- Direction -
Write out the material exactly. Do not include the pictures.
------ Extracted information
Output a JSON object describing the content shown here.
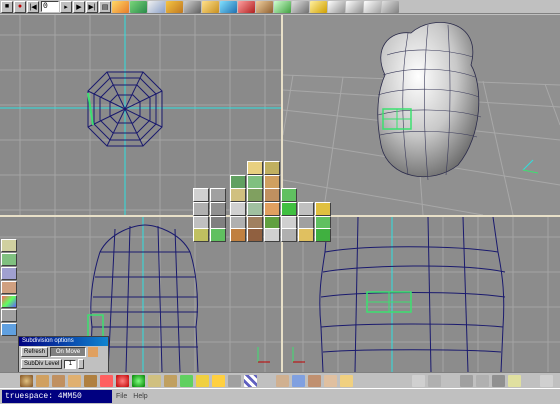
{
  "app": {
    "title": "truespace: 4MM50"
  },
  "toolbar": {
    "frame_value": "0"
  },
  "menu": {
    "items": [
      "File",
      "Help"
    ]
  },
  "subdivision": {
    "title": "Subdivision options",
    "refresh_label": "Refresh",
    "onmove_label": "On Move",
    "level_label": "SubDiv Level",
    "level_value": "1"
  },
  "colors": {
    "viewport_bg": "#8c8c8c",
    "grid": "#a8a8a8",
    "wireframe": "#1a1a6e",
    "selection": "#3ce070",
    "axis_cyan": "#2ee0e0",
    "separator": "#e8e0c8",
    "title_bar": "#000080"
  },
  "icons": [
    "play-icon",
    "stop-icon",
    "record-icon",
    "rewind-icon",
    "forward-icon",
    "render-icon",
    "move-icon",
    "rotate-icon",
    "scale-icon",
    "lathe-icon",
    "sweep-icon",
    "subdivide-icon",
    "material-icon",
    "undo-icon",
    "redo-icon"
  ]
}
------------
- Response to this exercise -
Output a JSON object describing the content shown here.
{
  "app": {
    "title": "truespace: 4MM50"
  },
  "toolbar": {
    "frame_value": "0"
  },
  "menu": {
    "items": [
      "File",
      "Help"
    ]
  },
  "subdivision": {
    "title": "Subdivision options",
    "refresh_label": "Refresh",
    "onmove_label": "On Move",
    "level_label": "SubDiv Level",
    "level_value": "1"
  },
  "colors": {
    "viewport_bg": "#8c8c8c",
    "grid": "#a8a8a8",
    "wireframe": "#1a1a6e",
    "selection": "#3ce070",
    "axis_cyan": "#2ee0e0",
    "separator": "#e8e0c8",
    "title_bar": "#000080"
  },
  "icons": [
    "play-icon",
    "stop-icon",
    "record-icon",
    "rewind-icon",
    "forward-icon",
    "render-icon",
    "move-icon",
    "rotate-icon",
    "scale-icon",
    "lathe-icon",
    "sweep-icon",
    "subdivide-icon",
    "material-icon",
    "undo-icon",
    "redo-icon"
  ]
}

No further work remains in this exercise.